[YOUR TASK] Below is a block of records. Copy every line in it that contains the word "ZOOM".
— BEGIN DATASET ENTRIES —
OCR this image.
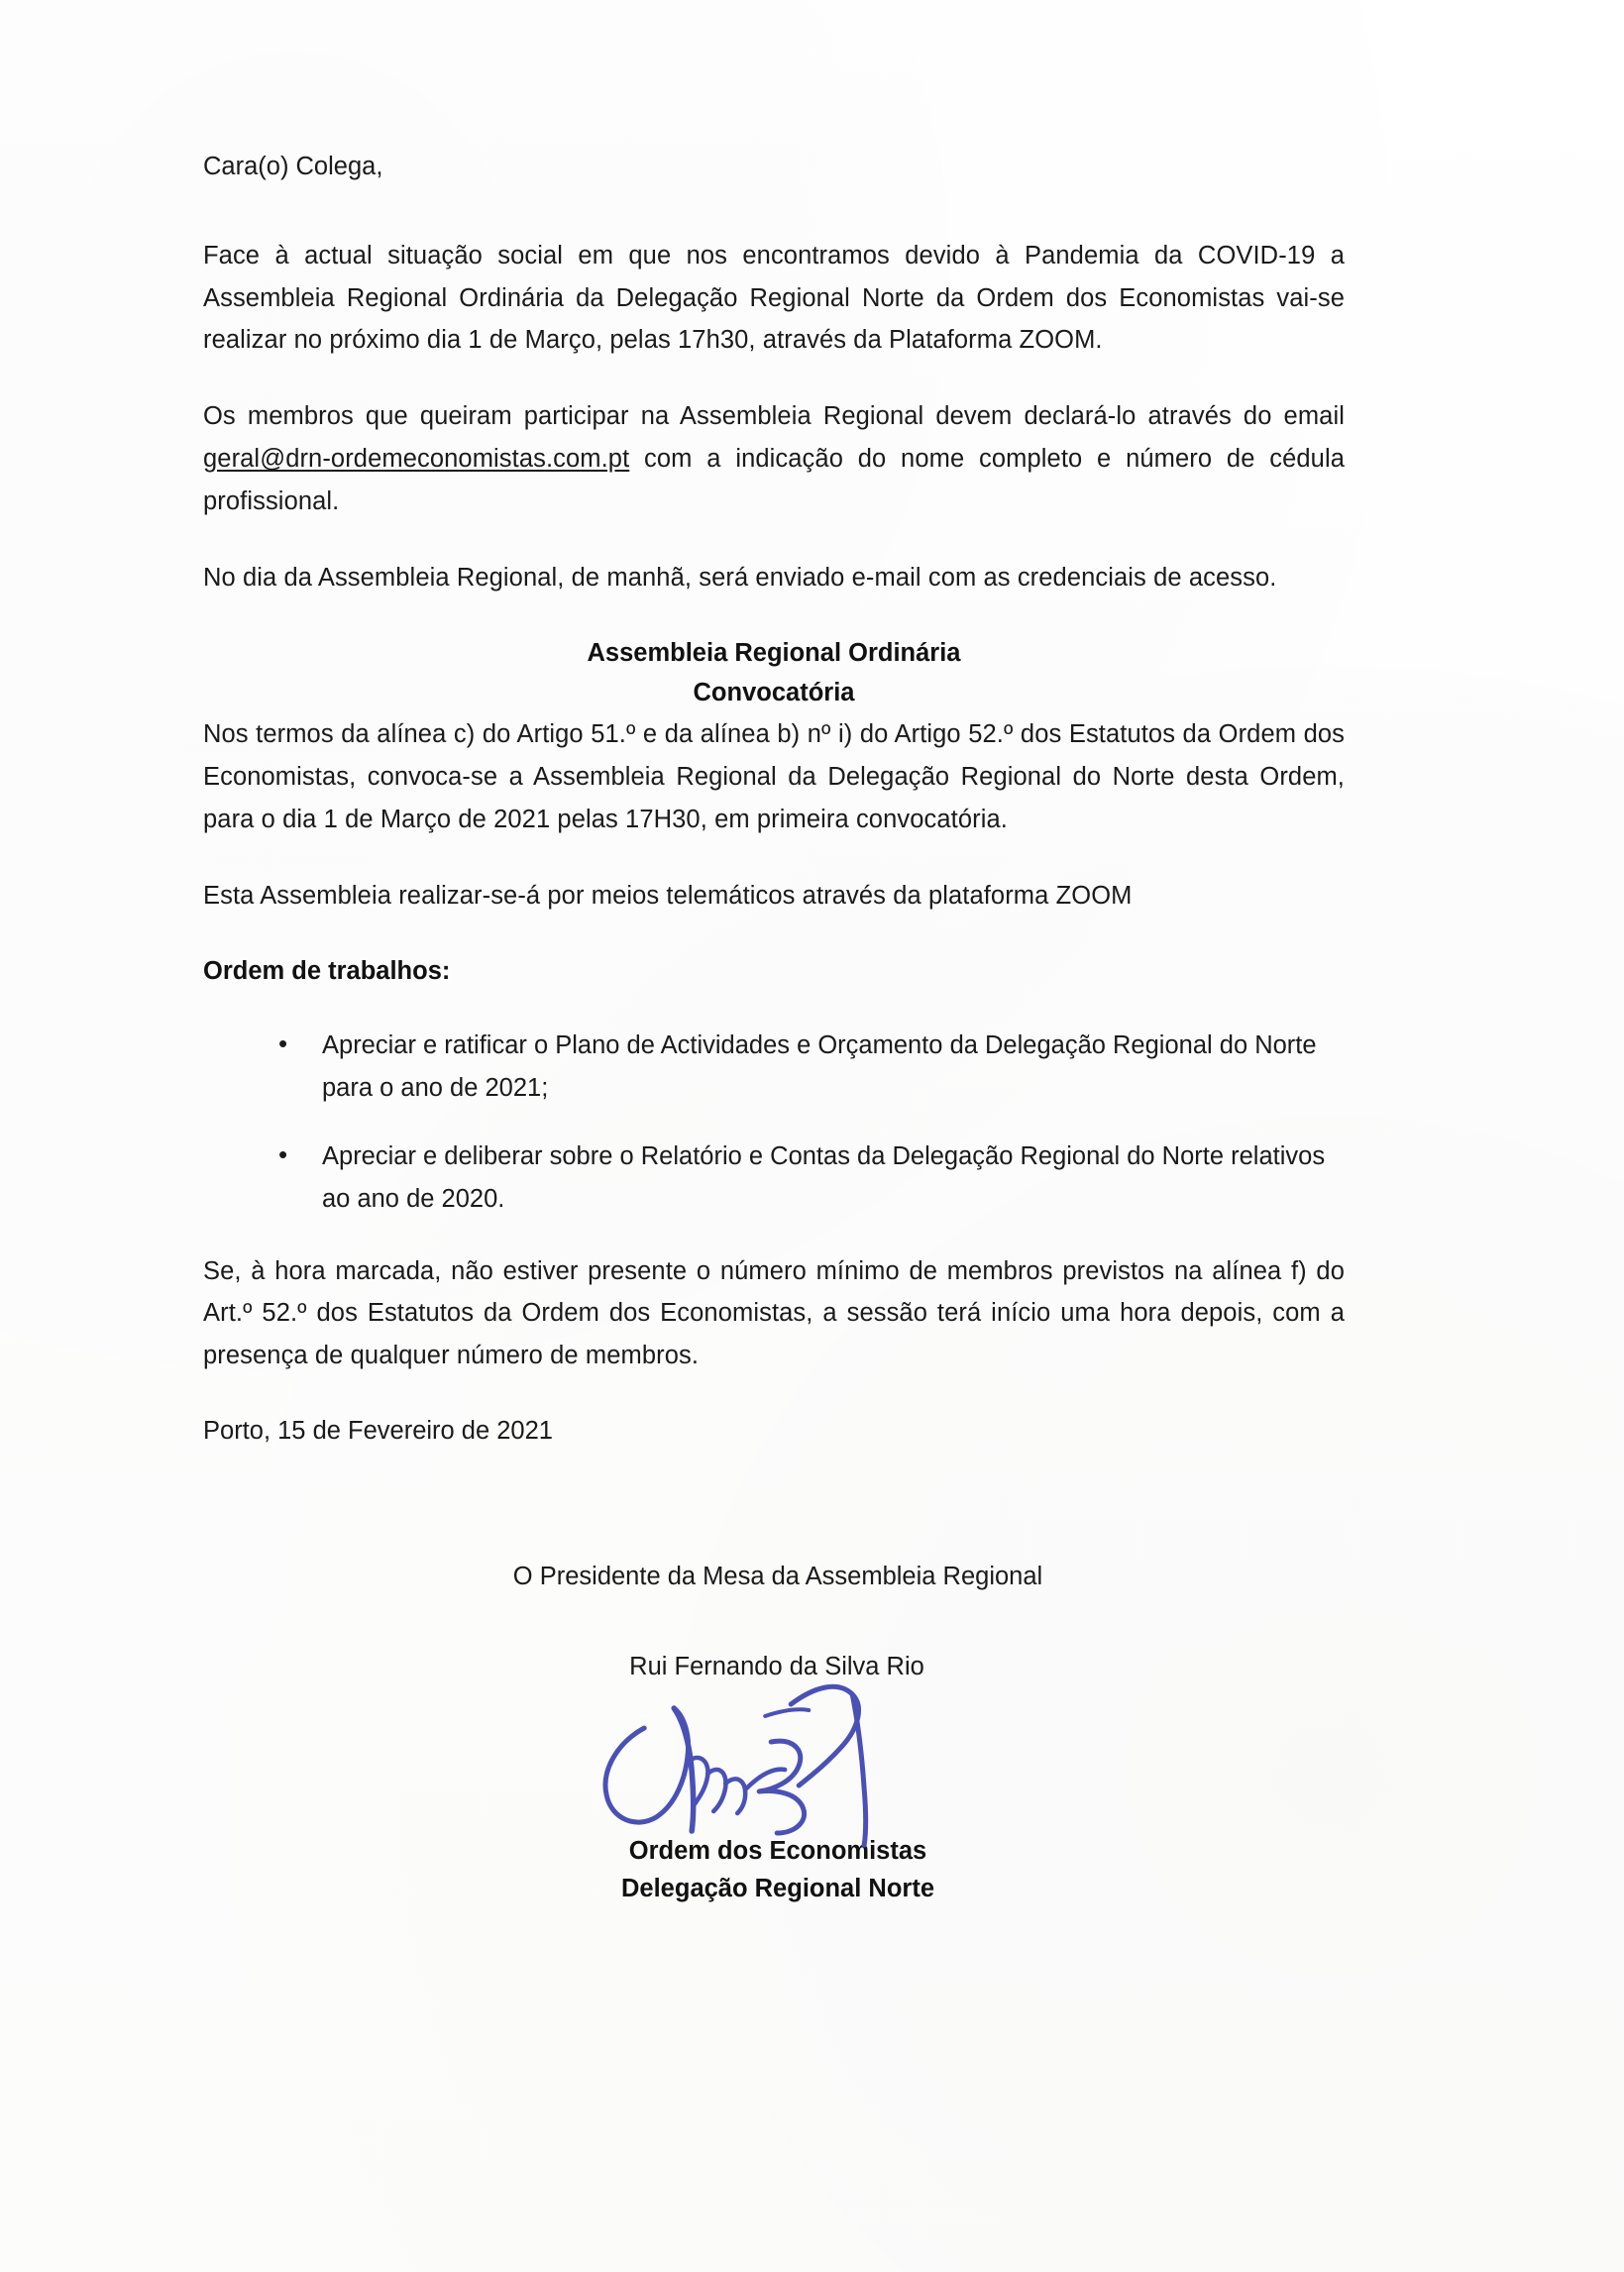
Cara(o) Colega,

Face à actual situação social em que nos encontramos devido à Pandemia da COVID-19 a Assembleia Regional Ordinária da Delegação Regional Norte da Ordem dos Economistas vai-se realizar no próximo dia 1 de Março, pelas 17h30, através da Plataforma ZOOM.

Os membros que queiram participar na Assembleia Regional devem declará-lo através do email geral@drn-ordemeconomistas.com.pt com a indicação do nome completo e número de cédula profissional.

No dia da Assembleia Regional, de manhã, será enviado e-mail com as credenciais de acesso.

Assembleia Regional Ordinária
Convocatória

Nos termos da alínea c) do Artigo 51.º e da alínea b) nº i) do Artigo 52.º dos Estatutos da Ordem dos Economistas, convoca-se a Assembleia Regional da Delegação Regional do Norte desta Ordem, para o dia 1 de Março de 2021 pelas 17H30, em primeira convocatória.

Esta Assembleia realizar-se-á por meios telemáticos através da plataforma ZOOM

Ordem de trabalhos:
• Apreciar e ratificar o Plano de Actividades e Orçamento da Delegação Regional do Norte para o ano de 2021;
• Apreciar e deliberar sobre o Relatório e Contas da Delegação Regional do Norte relativos ao ano de 2020.

Se, à hora marcada, não estiver presente o número mínimo de membros previstos na alínea f) do Art.º 52.º dos Estatutos da Ordem dos Economistas, a sessão terá início uma hora depois, com a presença de qualquer número de membros.

Porto, 15 de Fevereiro de 2021

O Presidente da Mesa da Assembleia Regional
Rui Fernando da Silva Rio
Ordem dos Economistas
Delegação Regional Norte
— END DATASET ENTRIES —
[RESPONSE BELOW]
Face à actual situação social em que nos encontramos devido à Pandemia da COVID-19 a Assembleia Regional Ordinária da Delegação Regional Norte da Ordem dos Economistas vai-se realizar no próximo dia 1 de Março, pelas 17h30, através da Plataforma ZOOM.
Esta Assembleia realizar-se-á por meios telemáticos através da plataforma ZOOM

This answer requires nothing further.